Data to use →

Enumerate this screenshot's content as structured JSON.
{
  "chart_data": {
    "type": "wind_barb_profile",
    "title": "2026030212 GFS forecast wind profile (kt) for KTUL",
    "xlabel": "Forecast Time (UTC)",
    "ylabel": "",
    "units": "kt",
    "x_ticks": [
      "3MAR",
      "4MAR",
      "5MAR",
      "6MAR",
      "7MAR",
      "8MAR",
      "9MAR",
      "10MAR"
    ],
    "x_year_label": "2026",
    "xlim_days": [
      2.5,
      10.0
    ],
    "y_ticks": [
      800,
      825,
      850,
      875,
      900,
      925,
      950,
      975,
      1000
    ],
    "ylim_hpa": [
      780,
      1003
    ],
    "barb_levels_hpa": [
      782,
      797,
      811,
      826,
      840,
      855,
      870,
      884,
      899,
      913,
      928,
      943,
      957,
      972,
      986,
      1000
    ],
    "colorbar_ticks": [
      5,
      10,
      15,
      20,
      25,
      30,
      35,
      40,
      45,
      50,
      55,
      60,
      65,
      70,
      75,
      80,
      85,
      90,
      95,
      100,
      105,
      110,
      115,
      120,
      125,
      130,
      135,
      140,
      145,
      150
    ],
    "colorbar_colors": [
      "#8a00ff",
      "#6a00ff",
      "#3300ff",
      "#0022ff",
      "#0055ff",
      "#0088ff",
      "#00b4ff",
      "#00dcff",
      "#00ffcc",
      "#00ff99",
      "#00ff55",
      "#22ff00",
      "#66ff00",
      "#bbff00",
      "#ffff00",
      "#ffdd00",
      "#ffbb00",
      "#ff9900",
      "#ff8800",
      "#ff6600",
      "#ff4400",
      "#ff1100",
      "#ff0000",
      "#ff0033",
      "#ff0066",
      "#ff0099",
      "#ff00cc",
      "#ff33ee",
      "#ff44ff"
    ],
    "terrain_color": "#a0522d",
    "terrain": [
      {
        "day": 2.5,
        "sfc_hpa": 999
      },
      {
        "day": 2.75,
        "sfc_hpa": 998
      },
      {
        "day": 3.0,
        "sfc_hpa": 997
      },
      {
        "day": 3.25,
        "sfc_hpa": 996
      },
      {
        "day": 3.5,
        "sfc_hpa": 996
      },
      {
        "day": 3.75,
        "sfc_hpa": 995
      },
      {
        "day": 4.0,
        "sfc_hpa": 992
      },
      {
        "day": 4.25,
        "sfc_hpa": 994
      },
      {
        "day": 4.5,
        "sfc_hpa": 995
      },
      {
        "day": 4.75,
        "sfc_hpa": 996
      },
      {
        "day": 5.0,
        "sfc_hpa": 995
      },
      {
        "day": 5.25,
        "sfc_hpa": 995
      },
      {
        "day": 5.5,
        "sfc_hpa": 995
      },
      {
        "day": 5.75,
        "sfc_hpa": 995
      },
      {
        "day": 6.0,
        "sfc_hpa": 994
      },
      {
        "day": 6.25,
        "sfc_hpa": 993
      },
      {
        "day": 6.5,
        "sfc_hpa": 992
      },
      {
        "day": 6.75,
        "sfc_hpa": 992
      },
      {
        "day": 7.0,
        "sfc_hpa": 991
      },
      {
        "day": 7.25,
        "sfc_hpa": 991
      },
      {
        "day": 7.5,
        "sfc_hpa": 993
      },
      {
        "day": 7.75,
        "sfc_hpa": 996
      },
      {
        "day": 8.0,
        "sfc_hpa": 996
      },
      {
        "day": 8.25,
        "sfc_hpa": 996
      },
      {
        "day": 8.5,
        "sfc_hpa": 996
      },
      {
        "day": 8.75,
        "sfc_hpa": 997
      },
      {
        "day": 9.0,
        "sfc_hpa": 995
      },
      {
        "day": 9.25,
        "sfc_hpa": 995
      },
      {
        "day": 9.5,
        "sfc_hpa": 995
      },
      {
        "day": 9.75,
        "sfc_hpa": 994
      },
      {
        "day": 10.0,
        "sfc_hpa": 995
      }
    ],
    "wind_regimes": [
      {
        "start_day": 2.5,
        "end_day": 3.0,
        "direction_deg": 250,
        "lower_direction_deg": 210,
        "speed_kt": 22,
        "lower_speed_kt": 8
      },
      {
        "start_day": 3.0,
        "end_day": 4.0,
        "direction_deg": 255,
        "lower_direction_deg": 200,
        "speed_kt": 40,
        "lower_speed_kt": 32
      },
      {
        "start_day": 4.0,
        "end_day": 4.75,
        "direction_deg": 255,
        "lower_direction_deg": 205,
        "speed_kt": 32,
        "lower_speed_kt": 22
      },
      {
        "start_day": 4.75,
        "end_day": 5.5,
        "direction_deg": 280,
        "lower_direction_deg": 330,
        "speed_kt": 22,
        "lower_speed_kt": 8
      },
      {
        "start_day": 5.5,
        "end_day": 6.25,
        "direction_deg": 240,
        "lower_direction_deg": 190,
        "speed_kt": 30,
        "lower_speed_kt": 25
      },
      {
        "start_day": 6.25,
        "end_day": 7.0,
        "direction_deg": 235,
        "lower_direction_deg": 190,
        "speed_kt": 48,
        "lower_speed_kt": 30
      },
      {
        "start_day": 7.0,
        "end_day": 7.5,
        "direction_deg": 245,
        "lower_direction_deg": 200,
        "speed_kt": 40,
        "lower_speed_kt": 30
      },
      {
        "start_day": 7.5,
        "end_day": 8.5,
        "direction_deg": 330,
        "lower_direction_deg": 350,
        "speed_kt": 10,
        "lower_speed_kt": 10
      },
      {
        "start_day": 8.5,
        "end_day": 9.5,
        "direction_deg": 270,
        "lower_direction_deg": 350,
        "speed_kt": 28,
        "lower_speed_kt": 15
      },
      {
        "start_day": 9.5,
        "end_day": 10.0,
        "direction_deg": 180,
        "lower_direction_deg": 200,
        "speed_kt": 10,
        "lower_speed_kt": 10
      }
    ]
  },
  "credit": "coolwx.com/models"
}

Written problem →
Exactly reproduce all of the entries.

Final result →
Enumerate this screenshot's content as structured JSON.
{
  "chart_data": {
    "type": "wind_barb_profile",
    "title": "2026030212 GFS forecast wind profile (kt) for KTUL",
    "xlabel": "Forecast Time (UTC)",
    "ylabel": "",
    "units": "kt",
    "x_ticks": [
      "3MAR",
      "4MAR",
      "5MAR",
      "6MAR",
      "7MAR",
      "8MAR",
      "9MAR",
      "10MAR"
    ],
    "x_year_label": "2026",
    "xlim_days": [
      2.5,
      10.0
    ],
    "y_ticks": [
      800,
      825,
      850,
      875,
      900,
      925,
      950,
      975,
      1000
    ],
    "ylim_hpa": [
      780,
      1003
    ],
    "barb_levels_hpa": [
      782,
      797,
      811,
      826,
      840,
      855,
      870,
      884,
      899,
      913,
      928,
      943,
      957,
      972,
      986,
      1000
    ],
    "colorbar_ticks": [
      5,
      10,
      15,
      20,
      25,
      30,
      35,
      40,
      45,
      50,
      55,
      60,
      65,
      70,
      75,
      80,
      85,
      90,
      95,
      100,
      105,
      110,
      115,
      120,
      125,
      130,
      135,
      140,
      145,
      150
    ],
    "colorbar_colors": [
      "#8a00ff",
      "#6a00ff",
      "#3300ff",
      "#0022ff",
      "#0055ff",
      "#0088ff",
      "#00b4ff",
      "#00dcff",
      "#00ffcc",
      "#00ff99",
      "#00ff55",
      "#22ff00",
      "#66ff00",
      "#bbff00",
      "#ffff00",
      "#ffdd00",
      "#ffbb00",
      "#ff9900",
      "#ff8800",
      "#ff6600",
      "#ff4400",
      "#ff1100",
      "#ff0000",
      "#ff0033",
      "#ff0066",
      "#ff0099",
      "#ff00cc",
      "#ff33ee",
      "#ff44ff"
    ],
    "terrain_color": "#a0522d",
    "terrain": [
      {
        "day": 2.5,
        "sfc_hpa": 999
      },
      {
        "day": 2.75,
        "sfc_hpa": 998
      },
      {
        "day": 3.0,
        "sfc_hpa": 997
      },
      {
        "day": 3.25,
        "sfc_hpa": 996
      },
      {
        "day": 3.5,
        "sfc_hpa": 996
      },
      {
        "day": 3.75,
        "sfc_hpa": 995
      },
      {
        "day": 4.0,
        "sfc_hpa": 992
      },
      {
        "day": 4.25,
        "sfc_hpa": 994
      },
      {
        "day": 4.5,
        "sfc_hpa": 995
      },
      {
        "day": 4.75,
        "sfc_hpa": 996
      },
      {
        "day": 5.0,
        "sfc_hpa": 995
      },
      {
        "day": 5.25,
        "sfc_hpa": 995
      },
      {
        "day": 5.5,
        "sfc_hpa": 995
      },
      {
        "day": 5.75,
        "sfc_hpa": 995
      },
      {
        "day": 6.0,
        "sfc_hpa": 994
      },
      {
        "day": 6.25,
        "sfc_hpa": 993
      },
      {
        "day": 6.5,
        "sfc_hpa": 992
      },
      {
        "day": 6.75,
        "sfc_hpa": 992
      },
      {
        "day": 7.0,
        "sfc_hpa": 991
      },
      {
        "day": 7.25,
        "sfc_hpa": 991
      },
      {
        "day": 7.5,
        "sfc_hpa": 993
      },
      {
        "day": 7.75,
        "sfc_hpa": 996
      },
      {
        "day": 8.0,
        "sfc_hpa": 996
      },
      {
        "day": 8.25,
        "sfc_hpa": 996
      },
      {
        "day": 8.5,
        "sfc_hpa": 996
      },
      {
        "day": 8.75,
        "sfc_hpa": 997
      },
      {
        "day": 9.0,
        "sfc_hpa": 995
      },
      {
        "day": 9.25,
        "sfc_hpa": 995
      },
      {
        "day": 9.5,
        "sfc_hpa": 995
      },
      {
        "day": 9.75,
        "sfc_hpa": 994
      },
      {
        "day": 10.0,
        "sfc_hpa": 995
      }
    ],
    "wind_regimes": [
      {
        "start_day": 2.5,
        "end_day": 3.0,
        "direction_deg": 250,
        "lower_direction_deg": 210,
        "speed_kt": 22,
        "lower_speed_kt": 8
      },
      {
        "start_day": 3.0,
        "end_day": 4.0,
        "direction_deg": 255,
        "lower_direction_deg": 200,
        "speed_kt": 40,
        "lower_speed_kt": 32
      },
      {
        "start_day": 4.0,
        "end_day": 4.75,
        "direction_deg": 255,
        "lower_direction_deg": 205,
        "speed_kt": 32,
        "lower_speed_kt": 22
      },
      {
        "start_day": 4.75,
        "end_day": 5.5,
        "direction_deg": 280,
        "lower_direction_deg": 330,
        "speed_kt": 22,
        "lower_speed_kt": 8
      },
      {
        "start_day": 5.5,
        "end_day": 6.25,
        "direction_deg": 240,
        "lower_direction_deg": 190,
        "speed_kt": 30,
        "lower_speed_kt": 25
      },
      {
        "start_day": 6.25,
        "end_day": 7.0,
        "direction_deg": 235,
        "lower_direction_deg": 190,
        "speed_kt": 48,
        "lower_speed_kt": 30
      },
      {
        "start_day": 7.0,
        "end_day": 7.5,
        "direction_deg": 245,
        "lower_direction_deg": 200,
        "speed_kt": 40,
        "lower_speed_kt": 30
      },
      {
        "start_day": 7.5,
        "end_day": 8.5,
        "direction_deg": 330,
        "lower_direction_deg": 350,
        "speed_kt": 10,
        "lower_speed_kt": 10
      },
      {
        "start_day": 8.5,
        "end_day": 9.5,
        "direction_deg": 270,
        "lower_direction_deg": 350,
        "speed_kt": 28,
        "lower_speed_kt": 15
      },
      {
        "start_day": 9.5,
        "end_day": 10.0,
        "direction_deg": 180,
        "lower_direction_deg": 200,
        "speed_kt": 10,
        "lower_speed_kt": 10
      }
    ]
  },
  "credit": "coolwx.com/models"
}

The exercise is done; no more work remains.